### Task prompt
Without changing a character, return the entries, but not the images they hold.

### Extracted entries
-- begin --

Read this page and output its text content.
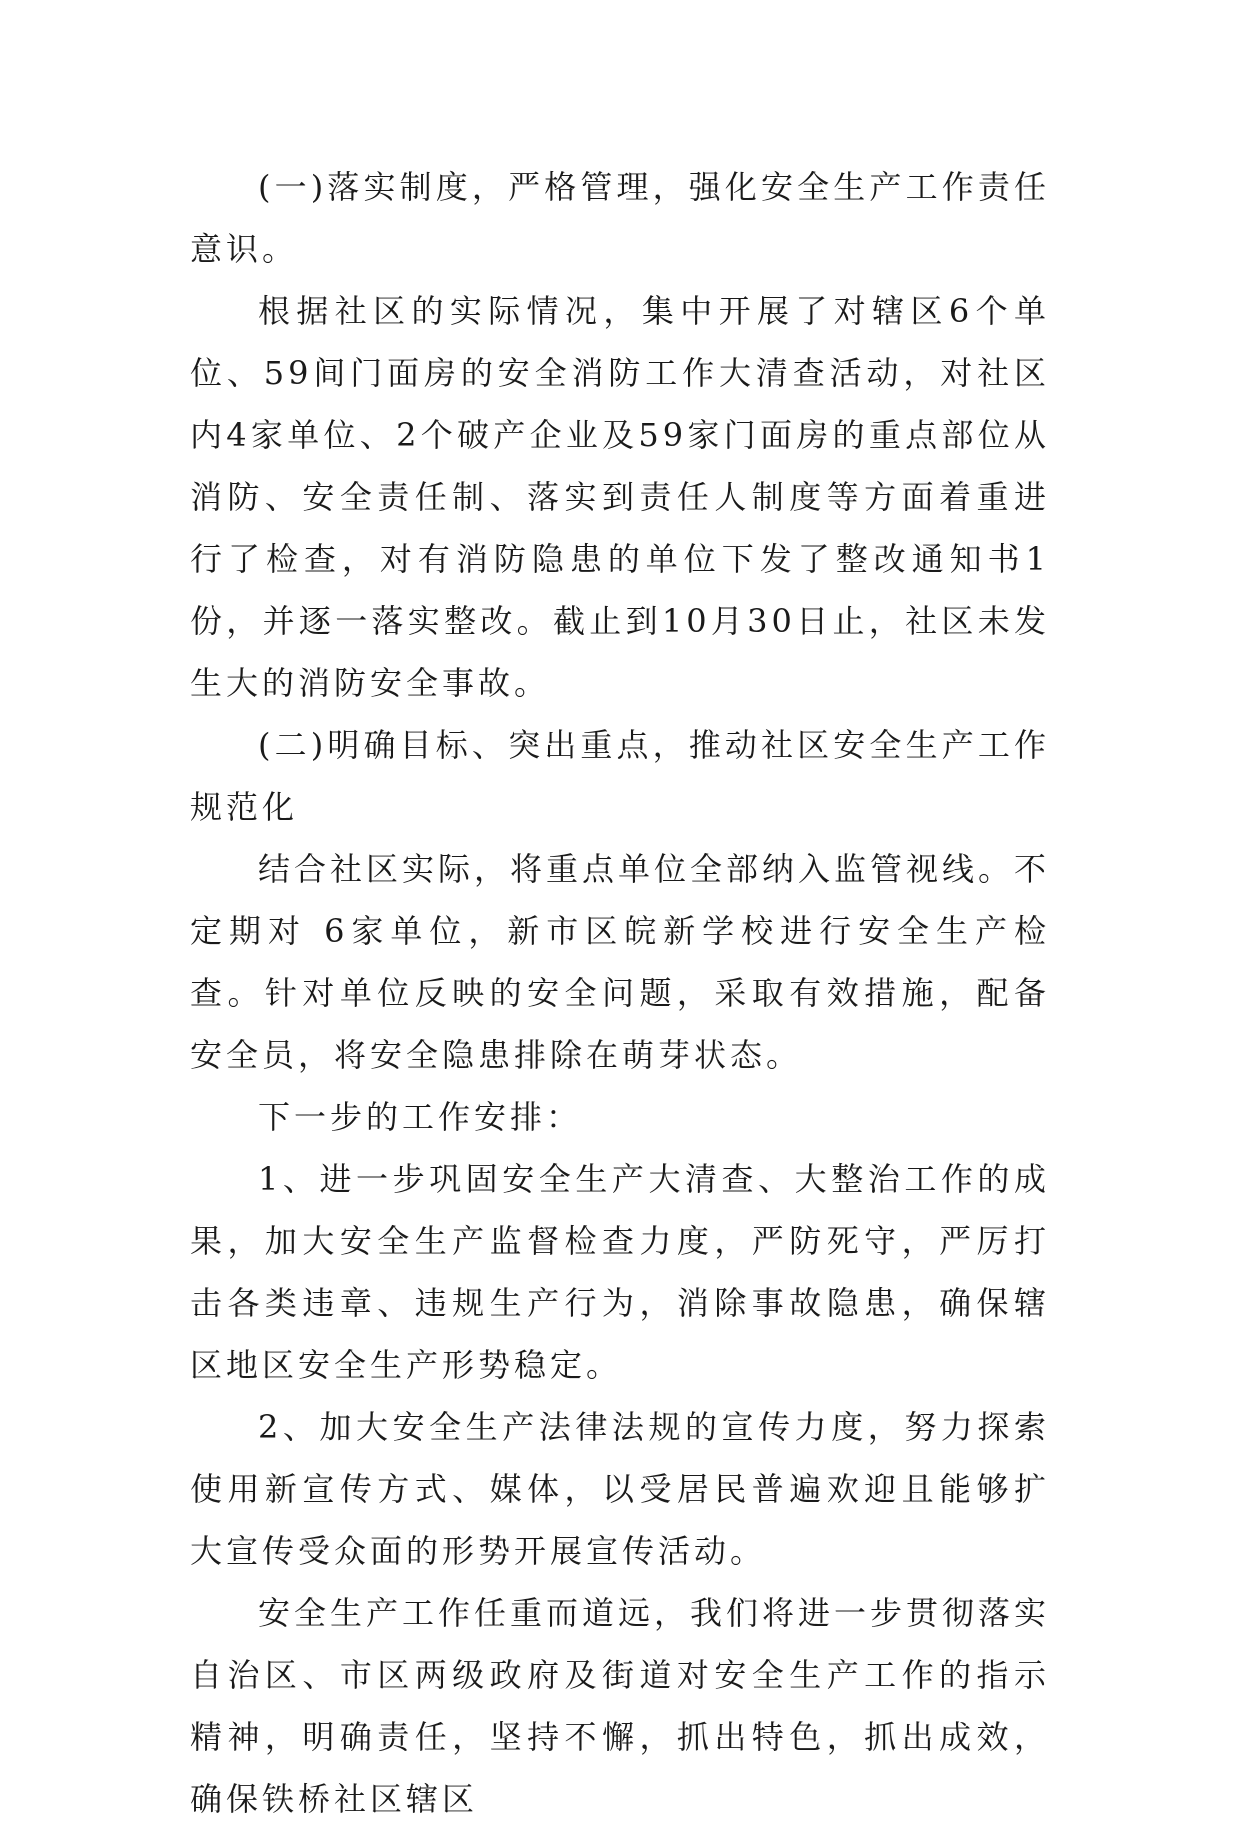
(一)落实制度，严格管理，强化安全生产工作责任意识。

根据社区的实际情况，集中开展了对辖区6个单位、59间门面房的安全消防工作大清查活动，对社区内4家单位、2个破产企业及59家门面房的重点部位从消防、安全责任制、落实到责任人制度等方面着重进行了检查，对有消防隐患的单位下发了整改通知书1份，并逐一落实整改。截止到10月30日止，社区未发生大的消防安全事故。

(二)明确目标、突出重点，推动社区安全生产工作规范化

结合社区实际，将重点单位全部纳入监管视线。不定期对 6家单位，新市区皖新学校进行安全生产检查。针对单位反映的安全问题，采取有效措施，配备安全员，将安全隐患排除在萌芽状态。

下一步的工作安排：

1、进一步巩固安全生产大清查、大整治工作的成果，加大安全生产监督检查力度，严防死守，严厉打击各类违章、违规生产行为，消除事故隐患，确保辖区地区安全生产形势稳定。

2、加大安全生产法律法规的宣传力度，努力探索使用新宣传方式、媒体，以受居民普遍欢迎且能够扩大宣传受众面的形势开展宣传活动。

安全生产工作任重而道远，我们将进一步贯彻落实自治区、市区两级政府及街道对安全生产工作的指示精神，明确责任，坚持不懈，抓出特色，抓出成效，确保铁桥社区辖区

-- end --

### Complete answer
Read this page and output its text content.
(一)落实制度，严格管理，强化安全生产工作责任意识。

根据社区的实际情况，集中开展了对辖区6个单位、59间门面房的安全消防工作大清查活动，对社区内4家单位、2个破产企业及59家门面房的重点部位从消防、安全责任制、落实到责任人制度等方面着重进行了检查，对有消防隐患的单位下发了整改通知书1份，并逐一落实整改。截止到10月30日止，社区未发生大的消防安全事故。

(二)明确目标、突出重点，推动社区安全生产工作规范化

结合社区实际，将重点单位全部纳入监管视线。不定期对 6家单位，新市区皖新学校进行安全生产检查。针对单位反映的安全问题，采取有效措施，配备安全员，将安全隐患排除在萌芽状态。

下一步的工作安排：

1、进一步巩固安全生产大清查、大整治工作的成果，加大安全生产监督检查力度，严防死守，严厉打击各类违章、违规生产行为，消除事故隐患，确保辖区地区安全生产形势稳定。

2、加大安全生产法律法规的宣传力度，努力探索使用新宣传方式、媒体，以受居民普遍欢迎且能够扩大宣传受众面的形势开展宣传活动。

安全生产工作任重而道远，我们将进一步贯彻落实自治区、市区两级政府及街道对安全生产工作的指示精神，明确责任，坚持不懈，抓出特色，抓出成效，确保铁桥社区辖区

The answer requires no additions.